_Aim_: Exactly reproduce each record listed below.

——————

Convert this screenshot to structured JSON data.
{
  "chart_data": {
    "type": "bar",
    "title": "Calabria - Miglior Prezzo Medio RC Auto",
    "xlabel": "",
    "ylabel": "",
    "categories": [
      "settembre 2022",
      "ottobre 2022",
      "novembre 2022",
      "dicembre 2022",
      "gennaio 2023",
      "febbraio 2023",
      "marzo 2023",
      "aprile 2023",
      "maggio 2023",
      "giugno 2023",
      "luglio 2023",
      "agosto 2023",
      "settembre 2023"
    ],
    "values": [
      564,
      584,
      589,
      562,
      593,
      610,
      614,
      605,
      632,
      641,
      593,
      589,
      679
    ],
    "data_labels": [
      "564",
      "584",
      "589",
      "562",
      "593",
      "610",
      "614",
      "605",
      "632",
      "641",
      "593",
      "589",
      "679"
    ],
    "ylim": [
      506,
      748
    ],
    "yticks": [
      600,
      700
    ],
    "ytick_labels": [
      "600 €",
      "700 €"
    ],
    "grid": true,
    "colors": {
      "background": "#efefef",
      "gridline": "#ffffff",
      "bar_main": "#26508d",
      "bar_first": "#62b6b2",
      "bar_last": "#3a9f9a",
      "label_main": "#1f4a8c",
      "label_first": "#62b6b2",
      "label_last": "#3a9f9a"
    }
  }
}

——————

_Response_:
Convert this screenshot to structured JSON data.
{
  "chart_data": {
    "type": "bar",
    "title": "Calabria - Miglior Prezzo Medio RC Auto",
    "xlabel": "",
    "ylabel": "",
    "categories": [
      "settembre 2022",
      "ottobre 2022",
      "novembre 2022",
      "dicembre 2022",
      "gennaio 2023",
      "febbraio 2023",
      "marzo 2023",
      "aprile 2023",
      "maggio 2023",
      "giugno 2023",
      "luglio 2023",
      "agosto 2023",
      "settembre 2023"
    ],
    "values": [
      564,
      584,
      589,
      562,
      593,
      610,
      614,
      605,
      632,
      641,
      593,
      589,
      679
    ],
    "data_labels": [
      "564",
      "584",
      "589",
      "562",
      "593",
      "610",
      "614",
      "605",
      "632",
      "641",
      "593",
      "589",
      "679"
    ],
    "ylim": [
      506,
      748
    ],
    "yticks": [
      600,
      700
    ],
    "ytick_labels": [
      "600 €",
      "700 €"
    ],
    "grid": true,
    "colors": {
      "background": "#efefef",
      "gridline": "#ffffff",
      "bar_main": "#26508d",
      "bar_first": "#62b6b2",
      "bar_last": "#3a9f9a",
      "label_main": "#1f4a8c",
      "label_first": "#62b6b2",
      "label_last": "#3a9f9a"
    }
  }
}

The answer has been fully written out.